**DATASET EXCERPTS**
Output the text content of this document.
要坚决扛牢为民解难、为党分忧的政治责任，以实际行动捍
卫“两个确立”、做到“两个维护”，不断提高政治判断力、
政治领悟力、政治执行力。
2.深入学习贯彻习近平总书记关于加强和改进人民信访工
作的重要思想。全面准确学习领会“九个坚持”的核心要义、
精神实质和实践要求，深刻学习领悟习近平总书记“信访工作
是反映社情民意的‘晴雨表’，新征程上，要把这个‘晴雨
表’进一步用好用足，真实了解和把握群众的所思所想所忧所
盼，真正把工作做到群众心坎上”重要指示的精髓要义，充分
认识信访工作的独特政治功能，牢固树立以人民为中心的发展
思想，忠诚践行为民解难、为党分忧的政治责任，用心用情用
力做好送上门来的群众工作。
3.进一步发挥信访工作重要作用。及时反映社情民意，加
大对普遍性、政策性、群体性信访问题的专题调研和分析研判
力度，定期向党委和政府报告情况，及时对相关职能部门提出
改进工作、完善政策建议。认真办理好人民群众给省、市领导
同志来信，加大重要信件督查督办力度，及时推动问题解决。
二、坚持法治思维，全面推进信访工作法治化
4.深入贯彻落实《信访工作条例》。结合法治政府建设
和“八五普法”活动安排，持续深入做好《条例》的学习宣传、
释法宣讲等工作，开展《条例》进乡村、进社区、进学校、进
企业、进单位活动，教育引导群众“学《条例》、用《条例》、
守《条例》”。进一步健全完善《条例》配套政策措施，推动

**WHAT IS BEING ASKED**
From the records above, extract every line exactly as it stands.

**FULL OUTPUT**
Output the text content of this document.
要坚决扛牢为民解难、为党分忧的政治责任，以实际行动捍
卫“两个确立”、做到“两个维护”，不断提高政治判断力、
政治领悟力、政治执行力。
2.深入学习贯彻习近平总书记关于加强和改进人民信访工
作的重要思想。全面准确学习领会“九个坚持”的核心要义、
精神实质和实践要求，深刻学习领悟习近平总书记“信访工作
是反映社情民意的‘晴雨表’，新征程上，要把这个‘晴雨
表’进一步用好用足，真实了解和把握群众的所思所想所忧所
盼，真正把工作做到群众心坎上”重要指示的精髓要义，充分
认识信访工作的独特政治功能，牢固树立以人民为中心的发展
思想，忠诚践行为民解难、为党分忧的政治责任，用心用情用
力做好送上门来的群众工作。
3.进一步发挥信访工作重要作用。及时反映社情民意，加
大对普遍性、政策性、群体性信访问题的专题调研和分析研判
力度，定期向党委和政府报告情况，及时对相关职能部门提出
改进工作、完善政策建议。认真办理好人民群众给省、市领导
同志来信，加大重要信件督查督办力度，及时推动问题解决。
二、坚持法治思维，全面推进信访工作法治化
4.深入贯彻落实《信访工作条例》。结合法治政府建设
和“八五普法”活动安排，持续深入做好《条例》的学习宣传、
释法宣讲等工作，开展《条例》进乡村、进社区、进学校、进
企业、进单位活动，教育引导群众“学《条例》、用《条例》、
守《条例》”。进一步健全完善《条例》配套政策措施，推动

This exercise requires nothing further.